#### Supplied data ####

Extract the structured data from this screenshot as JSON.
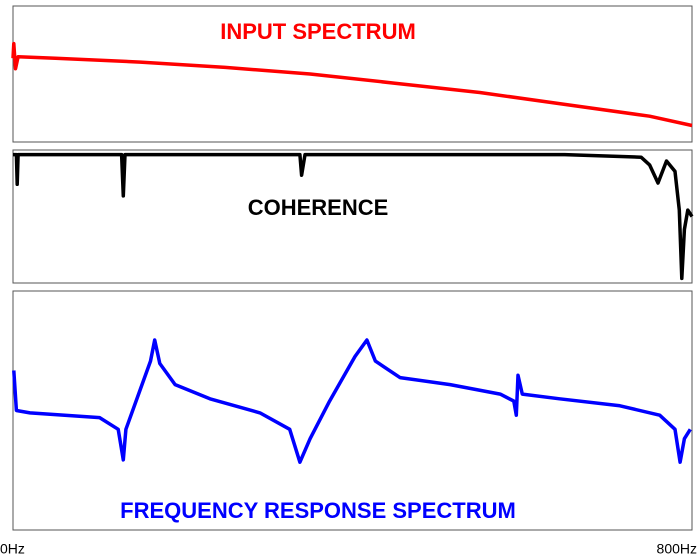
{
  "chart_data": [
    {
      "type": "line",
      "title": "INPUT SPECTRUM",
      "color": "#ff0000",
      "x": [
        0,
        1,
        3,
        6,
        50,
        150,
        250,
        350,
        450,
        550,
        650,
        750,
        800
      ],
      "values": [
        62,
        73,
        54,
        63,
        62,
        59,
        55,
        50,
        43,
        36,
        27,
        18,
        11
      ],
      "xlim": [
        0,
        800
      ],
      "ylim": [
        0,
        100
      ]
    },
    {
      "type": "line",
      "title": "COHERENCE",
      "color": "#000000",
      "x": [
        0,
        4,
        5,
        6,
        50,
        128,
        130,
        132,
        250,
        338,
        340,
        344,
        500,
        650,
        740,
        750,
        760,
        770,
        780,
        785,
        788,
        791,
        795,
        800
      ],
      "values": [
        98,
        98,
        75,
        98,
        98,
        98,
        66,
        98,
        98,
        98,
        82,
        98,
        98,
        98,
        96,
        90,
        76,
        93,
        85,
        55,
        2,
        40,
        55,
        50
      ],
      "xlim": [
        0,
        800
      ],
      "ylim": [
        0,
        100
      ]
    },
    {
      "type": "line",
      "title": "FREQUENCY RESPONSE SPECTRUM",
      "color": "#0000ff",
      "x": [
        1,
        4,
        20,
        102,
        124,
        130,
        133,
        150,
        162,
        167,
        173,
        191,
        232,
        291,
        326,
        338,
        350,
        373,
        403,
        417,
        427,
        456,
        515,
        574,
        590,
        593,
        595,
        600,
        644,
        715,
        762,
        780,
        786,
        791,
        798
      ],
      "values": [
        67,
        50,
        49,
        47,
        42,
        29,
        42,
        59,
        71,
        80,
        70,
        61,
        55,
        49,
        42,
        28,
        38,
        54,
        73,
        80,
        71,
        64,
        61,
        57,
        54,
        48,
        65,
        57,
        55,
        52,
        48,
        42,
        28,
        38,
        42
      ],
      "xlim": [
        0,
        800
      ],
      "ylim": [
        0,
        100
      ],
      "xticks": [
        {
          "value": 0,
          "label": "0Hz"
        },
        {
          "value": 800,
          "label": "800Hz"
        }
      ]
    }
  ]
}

####

» **Description of the task**
Quote the material in full and exactly; do not carry over its pictures.

» **Right answer**
Extract the structured data from this screenshot as JSON.
{
  "chart_data": [
    {
      "type": "line",
      "title": "INPUT SPECTRUM",
      "color": "#ff0000",
      "x": [
        0,
        1,
        3,
        6,
        50,
        150,
        250,
        350,
        450,
        550,
        650,
        750,
        800
      ],
      "values": [
        62,
        73,
        54,
        63,
        62,
        59,
        55,
        50,
        43,
        36,
        27,
        18,
        11
      ],
      "xlim": [
        0,
        800
      ],
      "ylim": [
        0,
        100
      ]
    },
    {
      "type": "line",
      "title": "COHERENCE",
      "color": "#000000",
      "x": [
        0,
        4,
        5,
        6,
        50,
        128,
        130,
        132,
        250,
        338,
        340,
        344,
        500,
        650,
        740,
        750,
        760,
        770,
        780,
        785,
        788,
        791,
        795,
        800
      ],
      "values": [
        98,
        98,
        75,
        98,
        98,
        98,
        66,
        98,
        98,
        98,
        82,
        98,
        98,
        98,
        96,
        90,
        76,
        93,
        85,
        55,
        2,
        40,
        55,
        50
      ],
      "xlim": [
        0,
        800
      ],
      "ylim": [
        0,
        100
      ]
    },
    {
      "type": "line",
      "title": "FREQUENCY RESPONSE SPECTRUM",
      "color": "#0000ff",
      "x": [
        1,
        4,
        20,
        102,
        124,
        130,
        133,
        150,
        162,
        167,
        173,
        191,
        232,
        291,
        326,
        338,
        350,
        373,
        403,
        417,
        427,
        456,
        515,
        574,
        590,
        593,
        595,
        600,
        644,
        715,
        762,
        780,
        786,
        791,
        798
      ],
      "values": [
        67,
        50,
        49,
        47,
        42,
        29,
        42,
        59,
        71,
        80,
        70,
        61,
        55,
        49,
        42,
        28,
        38,
        54,
        73,
        80,
        71,
        64,
        61,
        57,
        54,
        48,
        65,
        57,
        55,
        52,
        48,
        42,
        28,
        38,
        42
      ],
      "xlim": [
        0,
        800
      ],
      "ylim": [
        0,
        100
      ],
      "xticks": [
        {
          "value": 0,
          "label": "0Hz"
        },
        {
          "value": 800,
          "label": "800Hz"
        }
      ]
    }
  ]
}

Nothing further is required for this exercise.